(Data listing)

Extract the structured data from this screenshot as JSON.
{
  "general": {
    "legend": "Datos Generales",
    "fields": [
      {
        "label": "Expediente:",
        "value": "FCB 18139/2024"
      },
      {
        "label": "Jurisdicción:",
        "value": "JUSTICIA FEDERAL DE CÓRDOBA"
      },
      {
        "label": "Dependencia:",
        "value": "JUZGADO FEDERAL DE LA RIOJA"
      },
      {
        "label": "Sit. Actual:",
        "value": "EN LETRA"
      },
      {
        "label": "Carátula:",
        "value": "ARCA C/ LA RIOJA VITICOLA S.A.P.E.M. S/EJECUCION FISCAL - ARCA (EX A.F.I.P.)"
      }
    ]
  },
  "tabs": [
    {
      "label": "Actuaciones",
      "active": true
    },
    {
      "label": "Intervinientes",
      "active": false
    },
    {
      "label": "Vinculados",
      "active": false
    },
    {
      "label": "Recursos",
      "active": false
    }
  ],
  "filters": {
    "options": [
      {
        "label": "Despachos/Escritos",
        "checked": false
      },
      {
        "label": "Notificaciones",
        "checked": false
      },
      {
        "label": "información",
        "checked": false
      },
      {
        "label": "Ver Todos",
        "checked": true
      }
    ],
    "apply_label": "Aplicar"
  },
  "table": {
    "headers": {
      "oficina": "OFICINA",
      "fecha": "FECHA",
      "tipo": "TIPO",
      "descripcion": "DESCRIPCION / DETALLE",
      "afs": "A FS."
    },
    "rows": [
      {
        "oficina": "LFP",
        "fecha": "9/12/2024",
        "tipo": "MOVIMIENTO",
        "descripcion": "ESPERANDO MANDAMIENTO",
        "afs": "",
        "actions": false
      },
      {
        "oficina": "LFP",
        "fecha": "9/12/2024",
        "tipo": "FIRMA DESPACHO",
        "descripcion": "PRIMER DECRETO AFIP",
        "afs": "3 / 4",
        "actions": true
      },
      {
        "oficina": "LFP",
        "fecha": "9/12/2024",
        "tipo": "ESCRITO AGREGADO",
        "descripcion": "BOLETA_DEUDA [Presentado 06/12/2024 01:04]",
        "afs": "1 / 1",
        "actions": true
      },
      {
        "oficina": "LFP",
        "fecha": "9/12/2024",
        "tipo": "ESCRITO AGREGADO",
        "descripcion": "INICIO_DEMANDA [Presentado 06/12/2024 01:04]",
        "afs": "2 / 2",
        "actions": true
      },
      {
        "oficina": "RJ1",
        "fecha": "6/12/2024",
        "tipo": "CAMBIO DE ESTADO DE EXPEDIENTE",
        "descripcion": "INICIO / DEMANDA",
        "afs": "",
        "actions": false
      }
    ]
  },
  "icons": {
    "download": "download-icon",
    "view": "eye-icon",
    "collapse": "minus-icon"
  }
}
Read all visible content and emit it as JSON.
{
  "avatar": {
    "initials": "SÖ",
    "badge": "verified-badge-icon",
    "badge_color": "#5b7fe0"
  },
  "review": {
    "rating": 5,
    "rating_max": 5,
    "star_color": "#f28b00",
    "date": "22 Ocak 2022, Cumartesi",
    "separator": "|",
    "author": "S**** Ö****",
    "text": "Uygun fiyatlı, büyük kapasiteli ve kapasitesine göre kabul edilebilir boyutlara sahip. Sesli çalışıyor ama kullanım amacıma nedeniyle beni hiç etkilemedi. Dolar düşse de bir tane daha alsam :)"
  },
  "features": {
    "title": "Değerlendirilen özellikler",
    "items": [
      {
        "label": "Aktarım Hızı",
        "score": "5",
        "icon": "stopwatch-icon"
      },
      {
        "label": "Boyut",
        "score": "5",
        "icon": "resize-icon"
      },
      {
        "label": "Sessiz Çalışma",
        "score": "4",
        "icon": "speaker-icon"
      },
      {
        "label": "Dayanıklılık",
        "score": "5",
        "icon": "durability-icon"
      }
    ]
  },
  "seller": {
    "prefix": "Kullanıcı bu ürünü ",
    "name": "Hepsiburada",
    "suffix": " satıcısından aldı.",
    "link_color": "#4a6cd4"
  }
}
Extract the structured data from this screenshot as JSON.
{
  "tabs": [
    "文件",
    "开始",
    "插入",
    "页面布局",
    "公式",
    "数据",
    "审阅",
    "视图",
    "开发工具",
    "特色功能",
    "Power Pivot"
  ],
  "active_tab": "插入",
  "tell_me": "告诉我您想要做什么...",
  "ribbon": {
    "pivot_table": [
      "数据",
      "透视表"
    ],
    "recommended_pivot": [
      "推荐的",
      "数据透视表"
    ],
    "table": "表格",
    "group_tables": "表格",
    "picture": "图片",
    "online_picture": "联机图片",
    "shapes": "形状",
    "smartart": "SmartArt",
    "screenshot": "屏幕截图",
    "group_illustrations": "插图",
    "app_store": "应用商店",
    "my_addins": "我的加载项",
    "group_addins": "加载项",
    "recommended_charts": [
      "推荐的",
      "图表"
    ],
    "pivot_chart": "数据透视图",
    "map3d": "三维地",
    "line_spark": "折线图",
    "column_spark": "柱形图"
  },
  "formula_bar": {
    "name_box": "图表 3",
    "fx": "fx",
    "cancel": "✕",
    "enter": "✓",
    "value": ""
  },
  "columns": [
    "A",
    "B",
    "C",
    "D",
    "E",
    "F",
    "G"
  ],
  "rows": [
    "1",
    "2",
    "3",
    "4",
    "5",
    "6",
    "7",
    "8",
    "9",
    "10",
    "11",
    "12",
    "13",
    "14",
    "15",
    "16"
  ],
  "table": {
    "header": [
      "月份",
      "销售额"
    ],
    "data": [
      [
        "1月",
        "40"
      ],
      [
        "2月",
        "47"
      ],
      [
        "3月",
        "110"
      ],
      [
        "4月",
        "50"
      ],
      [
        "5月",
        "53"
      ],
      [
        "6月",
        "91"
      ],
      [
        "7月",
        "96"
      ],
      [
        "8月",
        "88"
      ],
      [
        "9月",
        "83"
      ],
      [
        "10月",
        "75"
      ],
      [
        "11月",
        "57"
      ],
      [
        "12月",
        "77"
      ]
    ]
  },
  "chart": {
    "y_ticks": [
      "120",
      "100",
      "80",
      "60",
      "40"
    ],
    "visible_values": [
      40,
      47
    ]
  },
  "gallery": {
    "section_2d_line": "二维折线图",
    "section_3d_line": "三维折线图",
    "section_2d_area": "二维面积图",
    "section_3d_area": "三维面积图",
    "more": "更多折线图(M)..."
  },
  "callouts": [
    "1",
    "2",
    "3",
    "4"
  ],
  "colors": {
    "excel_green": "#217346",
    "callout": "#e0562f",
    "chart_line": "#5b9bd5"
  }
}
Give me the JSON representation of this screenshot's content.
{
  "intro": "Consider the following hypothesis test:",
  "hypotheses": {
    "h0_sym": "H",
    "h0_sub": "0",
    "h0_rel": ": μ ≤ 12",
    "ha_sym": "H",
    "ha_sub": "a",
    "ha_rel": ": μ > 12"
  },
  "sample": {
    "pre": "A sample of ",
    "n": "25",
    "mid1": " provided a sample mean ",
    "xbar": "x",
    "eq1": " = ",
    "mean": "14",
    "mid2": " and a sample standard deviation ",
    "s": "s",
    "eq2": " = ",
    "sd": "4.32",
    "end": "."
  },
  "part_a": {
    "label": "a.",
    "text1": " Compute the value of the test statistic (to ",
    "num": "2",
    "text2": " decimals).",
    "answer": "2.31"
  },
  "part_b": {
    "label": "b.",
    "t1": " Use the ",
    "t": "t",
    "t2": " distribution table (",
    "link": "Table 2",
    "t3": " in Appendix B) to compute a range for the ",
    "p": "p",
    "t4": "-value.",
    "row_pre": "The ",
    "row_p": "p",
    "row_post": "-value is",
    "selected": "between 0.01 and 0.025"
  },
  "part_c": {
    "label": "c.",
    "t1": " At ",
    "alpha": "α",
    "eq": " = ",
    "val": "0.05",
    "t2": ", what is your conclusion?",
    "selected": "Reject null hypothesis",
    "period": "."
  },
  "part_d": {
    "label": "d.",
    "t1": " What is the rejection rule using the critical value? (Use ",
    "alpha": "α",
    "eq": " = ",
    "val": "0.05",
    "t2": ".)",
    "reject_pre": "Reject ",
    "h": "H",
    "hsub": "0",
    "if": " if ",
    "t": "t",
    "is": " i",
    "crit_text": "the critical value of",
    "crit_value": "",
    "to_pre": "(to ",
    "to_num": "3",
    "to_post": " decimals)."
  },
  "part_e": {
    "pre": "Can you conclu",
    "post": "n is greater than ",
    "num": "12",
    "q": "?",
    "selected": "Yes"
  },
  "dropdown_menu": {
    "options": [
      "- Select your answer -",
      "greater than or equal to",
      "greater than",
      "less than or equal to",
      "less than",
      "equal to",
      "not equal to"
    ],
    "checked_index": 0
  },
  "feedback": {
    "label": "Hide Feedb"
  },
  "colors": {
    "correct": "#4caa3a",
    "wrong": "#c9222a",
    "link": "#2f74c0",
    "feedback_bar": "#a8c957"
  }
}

[WHAT IS NEEDED]
Show, from the listing above, each line that contains the word "your".

[SOLUTION TO THIS TASK]
    "t2": ", what is your conclusion?",
      "- Select your answer -",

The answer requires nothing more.